- _To do_: Collect each line holding the string "this".

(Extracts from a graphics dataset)

## Begin

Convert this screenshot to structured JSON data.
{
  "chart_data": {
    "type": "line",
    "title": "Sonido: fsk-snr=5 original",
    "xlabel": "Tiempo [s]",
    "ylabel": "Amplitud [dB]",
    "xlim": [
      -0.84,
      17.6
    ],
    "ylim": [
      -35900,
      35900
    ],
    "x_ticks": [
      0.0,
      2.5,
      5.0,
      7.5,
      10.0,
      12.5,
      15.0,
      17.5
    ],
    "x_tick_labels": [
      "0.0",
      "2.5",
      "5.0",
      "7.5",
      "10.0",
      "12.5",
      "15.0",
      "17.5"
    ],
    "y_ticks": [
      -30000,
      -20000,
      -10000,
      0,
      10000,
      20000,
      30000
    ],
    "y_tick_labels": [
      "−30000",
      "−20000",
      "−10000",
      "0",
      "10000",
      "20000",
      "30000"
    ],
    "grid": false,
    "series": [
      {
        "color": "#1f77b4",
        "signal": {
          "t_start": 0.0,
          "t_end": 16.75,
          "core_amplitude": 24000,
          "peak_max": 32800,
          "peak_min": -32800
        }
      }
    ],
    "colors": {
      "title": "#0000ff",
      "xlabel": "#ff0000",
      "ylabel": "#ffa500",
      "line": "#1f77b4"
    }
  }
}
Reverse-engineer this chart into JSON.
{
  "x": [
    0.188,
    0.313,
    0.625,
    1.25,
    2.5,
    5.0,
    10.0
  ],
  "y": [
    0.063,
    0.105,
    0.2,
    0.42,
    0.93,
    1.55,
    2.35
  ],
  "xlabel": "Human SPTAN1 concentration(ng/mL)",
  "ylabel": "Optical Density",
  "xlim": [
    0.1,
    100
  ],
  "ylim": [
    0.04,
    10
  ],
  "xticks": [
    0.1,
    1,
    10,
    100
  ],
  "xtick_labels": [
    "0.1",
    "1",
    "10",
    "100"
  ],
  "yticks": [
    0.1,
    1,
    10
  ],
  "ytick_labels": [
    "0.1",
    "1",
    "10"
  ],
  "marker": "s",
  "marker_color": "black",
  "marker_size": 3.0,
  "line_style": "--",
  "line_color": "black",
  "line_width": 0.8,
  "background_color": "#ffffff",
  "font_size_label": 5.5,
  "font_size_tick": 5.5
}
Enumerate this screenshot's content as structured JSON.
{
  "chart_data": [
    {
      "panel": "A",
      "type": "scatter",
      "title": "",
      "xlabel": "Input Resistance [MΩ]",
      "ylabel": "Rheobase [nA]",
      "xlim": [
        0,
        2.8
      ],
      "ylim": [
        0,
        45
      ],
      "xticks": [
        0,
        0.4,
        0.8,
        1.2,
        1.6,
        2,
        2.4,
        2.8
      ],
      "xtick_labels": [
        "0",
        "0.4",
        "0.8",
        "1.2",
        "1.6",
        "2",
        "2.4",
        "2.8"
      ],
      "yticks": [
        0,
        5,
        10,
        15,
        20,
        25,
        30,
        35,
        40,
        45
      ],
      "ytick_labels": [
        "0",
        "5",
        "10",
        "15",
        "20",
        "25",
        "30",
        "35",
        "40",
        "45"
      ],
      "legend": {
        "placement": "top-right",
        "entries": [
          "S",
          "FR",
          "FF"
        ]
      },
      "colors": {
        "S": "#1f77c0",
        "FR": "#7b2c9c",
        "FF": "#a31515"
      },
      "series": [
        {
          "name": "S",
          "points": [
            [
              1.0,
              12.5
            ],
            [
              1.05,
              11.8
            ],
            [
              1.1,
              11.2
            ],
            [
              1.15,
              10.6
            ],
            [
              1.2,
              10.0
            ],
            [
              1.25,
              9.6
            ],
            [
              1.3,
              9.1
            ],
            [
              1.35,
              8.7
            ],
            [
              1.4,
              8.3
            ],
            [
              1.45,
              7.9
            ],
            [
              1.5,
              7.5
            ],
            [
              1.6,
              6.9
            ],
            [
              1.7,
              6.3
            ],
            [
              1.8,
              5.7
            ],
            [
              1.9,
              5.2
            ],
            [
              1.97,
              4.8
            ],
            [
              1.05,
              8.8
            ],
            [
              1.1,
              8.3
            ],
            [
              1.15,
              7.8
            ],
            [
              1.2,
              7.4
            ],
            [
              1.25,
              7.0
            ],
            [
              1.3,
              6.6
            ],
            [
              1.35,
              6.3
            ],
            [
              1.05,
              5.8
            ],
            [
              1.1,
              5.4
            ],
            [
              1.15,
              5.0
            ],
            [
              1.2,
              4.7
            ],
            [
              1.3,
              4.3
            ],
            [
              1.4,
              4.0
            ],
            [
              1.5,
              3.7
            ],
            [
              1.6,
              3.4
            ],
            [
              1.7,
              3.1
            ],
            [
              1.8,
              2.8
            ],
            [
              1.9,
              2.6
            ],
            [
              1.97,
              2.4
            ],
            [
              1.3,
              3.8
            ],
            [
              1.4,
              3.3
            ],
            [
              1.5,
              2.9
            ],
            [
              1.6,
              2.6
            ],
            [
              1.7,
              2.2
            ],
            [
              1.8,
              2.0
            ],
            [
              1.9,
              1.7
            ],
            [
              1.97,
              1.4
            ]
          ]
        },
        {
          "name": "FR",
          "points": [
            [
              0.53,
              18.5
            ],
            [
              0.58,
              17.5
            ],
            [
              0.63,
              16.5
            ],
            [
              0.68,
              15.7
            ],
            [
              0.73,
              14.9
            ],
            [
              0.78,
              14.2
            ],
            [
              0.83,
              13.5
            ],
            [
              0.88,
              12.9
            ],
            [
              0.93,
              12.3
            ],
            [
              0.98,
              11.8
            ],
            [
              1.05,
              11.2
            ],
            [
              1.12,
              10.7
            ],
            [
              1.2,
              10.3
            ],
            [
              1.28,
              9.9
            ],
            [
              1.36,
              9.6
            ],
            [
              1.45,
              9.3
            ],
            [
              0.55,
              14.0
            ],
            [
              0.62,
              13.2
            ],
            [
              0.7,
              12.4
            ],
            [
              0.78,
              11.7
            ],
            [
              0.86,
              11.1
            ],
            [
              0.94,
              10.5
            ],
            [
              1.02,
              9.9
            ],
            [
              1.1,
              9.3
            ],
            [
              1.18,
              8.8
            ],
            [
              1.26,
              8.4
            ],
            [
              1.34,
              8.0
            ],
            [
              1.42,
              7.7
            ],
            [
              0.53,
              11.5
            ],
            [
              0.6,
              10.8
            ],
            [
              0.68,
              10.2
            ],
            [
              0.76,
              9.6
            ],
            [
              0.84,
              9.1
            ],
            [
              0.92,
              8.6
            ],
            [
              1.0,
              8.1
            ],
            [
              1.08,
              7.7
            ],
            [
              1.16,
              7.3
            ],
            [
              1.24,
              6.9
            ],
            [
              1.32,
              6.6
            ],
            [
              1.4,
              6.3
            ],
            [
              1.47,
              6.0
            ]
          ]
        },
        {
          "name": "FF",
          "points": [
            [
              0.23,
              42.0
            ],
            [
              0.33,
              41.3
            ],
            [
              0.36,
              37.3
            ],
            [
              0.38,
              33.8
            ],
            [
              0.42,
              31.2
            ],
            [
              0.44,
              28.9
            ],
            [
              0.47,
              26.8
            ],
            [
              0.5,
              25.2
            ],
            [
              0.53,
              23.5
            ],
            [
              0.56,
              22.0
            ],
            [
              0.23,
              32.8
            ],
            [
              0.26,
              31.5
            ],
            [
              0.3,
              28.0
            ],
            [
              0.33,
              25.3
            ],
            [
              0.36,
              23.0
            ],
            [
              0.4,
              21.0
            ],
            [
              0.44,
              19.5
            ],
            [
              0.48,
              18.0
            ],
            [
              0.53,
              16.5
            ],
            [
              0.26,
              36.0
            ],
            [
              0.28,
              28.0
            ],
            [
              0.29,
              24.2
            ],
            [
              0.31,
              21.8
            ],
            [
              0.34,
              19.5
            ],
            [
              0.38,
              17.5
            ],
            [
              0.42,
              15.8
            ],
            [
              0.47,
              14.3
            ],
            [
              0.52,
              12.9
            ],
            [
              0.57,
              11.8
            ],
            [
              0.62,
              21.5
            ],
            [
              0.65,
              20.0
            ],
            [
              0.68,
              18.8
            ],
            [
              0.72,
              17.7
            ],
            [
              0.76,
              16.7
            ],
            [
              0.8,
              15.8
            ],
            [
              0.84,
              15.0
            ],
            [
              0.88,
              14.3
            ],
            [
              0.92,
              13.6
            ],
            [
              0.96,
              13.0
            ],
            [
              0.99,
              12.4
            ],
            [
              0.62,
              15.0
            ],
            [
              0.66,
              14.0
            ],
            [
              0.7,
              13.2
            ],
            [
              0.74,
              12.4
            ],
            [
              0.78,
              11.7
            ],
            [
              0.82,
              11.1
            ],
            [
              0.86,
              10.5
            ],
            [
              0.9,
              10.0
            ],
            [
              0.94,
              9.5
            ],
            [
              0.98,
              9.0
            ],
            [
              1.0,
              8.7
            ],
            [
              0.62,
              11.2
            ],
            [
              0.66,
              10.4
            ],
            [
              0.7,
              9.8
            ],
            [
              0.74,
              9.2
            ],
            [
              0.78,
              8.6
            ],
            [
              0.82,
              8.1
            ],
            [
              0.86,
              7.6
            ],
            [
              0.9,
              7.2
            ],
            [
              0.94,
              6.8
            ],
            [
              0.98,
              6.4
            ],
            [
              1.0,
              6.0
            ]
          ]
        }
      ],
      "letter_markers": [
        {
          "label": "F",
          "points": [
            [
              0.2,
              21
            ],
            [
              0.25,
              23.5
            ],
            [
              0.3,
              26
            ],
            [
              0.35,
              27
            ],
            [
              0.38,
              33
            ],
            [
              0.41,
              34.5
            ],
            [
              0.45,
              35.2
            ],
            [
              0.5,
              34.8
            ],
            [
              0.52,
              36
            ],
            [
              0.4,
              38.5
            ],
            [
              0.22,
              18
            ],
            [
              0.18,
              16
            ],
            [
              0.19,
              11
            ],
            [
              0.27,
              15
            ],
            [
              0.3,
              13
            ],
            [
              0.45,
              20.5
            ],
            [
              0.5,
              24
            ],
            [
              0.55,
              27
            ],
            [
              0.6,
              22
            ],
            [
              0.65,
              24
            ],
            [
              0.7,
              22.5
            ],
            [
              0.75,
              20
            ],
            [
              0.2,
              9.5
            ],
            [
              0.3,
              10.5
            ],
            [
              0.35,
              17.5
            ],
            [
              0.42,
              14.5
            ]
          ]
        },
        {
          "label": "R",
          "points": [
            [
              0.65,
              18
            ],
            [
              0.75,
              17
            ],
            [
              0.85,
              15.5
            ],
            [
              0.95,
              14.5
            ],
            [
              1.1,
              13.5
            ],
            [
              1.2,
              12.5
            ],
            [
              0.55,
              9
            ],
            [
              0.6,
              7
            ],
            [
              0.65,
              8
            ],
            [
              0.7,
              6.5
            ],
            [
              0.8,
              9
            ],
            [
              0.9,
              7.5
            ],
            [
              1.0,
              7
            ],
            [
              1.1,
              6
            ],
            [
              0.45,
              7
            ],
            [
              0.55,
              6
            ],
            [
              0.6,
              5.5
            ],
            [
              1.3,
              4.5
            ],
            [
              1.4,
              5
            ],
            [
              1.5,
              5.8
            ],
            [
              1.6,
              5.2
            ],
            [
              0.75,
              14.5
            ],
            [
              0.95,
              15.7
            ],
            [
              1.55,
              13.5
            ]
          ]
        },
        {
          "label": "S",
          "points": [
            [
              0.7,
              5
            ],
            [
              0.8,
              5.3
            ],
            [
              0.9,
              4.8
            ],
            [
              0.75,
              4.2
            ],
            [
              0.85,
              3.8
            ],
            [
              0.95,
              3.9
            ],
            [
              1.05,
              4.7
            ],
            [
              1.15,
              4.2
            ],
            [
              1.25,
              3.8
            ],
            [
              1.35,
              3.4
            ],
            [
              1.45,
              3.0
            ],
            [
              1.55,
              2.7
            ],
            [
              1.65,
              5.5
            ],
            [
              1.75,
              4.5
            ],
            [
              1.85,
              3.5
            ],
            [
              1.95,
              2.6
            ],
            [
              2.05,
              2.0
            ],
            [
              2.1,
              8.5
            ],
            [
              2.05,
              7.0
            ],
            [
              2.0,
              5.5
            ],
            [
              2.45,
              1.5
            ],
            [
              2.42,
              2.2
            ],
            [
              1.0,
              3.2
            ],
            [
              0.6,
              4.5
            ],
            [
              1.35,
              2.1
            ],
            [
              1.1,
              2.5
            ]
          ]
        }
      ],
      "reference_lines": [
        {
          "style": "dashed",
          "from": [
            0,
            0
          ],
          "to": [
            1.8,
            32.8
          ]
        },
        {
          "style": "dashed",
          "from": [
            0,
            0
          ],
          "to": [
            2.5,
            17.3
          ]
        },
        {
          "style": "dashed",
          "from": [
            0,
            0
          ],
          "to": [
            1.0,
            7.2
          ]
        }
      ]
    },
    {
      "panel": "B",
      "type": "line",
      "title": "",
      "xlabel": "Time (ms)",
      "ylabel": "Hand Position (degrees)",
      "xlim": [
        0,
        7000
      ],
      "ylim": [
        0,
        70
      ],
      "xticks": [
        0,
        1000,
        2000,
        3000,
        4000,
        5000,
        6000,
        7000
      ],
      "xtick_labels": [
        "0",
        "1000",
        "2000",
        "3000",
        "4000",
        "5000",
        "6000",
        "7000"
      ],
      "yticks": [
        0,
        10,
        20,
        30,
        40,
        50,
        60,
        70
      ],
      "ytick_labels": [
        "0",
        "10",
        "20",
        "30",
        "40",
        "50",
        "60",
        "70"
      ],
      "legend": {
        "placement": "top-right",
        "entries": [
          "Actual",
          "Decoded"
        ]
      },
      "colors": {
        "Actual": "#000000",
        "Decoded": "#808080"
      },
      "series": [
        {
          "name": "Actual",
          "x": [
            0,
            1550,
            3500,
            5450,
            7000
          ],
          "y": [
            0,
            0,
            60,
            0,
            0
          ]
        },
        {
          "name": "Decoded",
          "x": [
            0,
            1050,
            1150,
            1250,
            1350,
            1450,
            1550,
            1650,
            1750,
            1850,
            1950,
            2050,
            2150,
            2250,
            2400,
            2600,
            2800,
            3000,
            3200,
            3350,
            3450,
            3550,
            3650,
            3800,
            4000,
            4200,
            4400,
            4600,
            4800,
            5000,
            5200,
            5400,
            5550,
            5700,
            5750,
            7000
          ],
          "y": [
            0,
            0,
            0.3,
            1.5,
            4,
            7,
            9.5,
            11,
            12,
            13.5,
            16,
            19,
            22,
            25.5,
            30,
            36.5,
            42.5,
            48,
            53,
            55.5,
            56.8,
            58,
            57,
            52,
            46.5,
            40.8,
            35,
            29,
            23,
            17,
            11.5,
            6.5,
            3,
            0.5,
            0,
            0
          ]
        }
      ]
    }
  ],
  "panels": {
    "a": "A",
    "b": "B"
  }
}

## End

- _Solution below_:
Convert this screenshot to structured JSON data.
Reverse-engineer this chart into JSON.
Enumerate this screenshot's content as structured JSON.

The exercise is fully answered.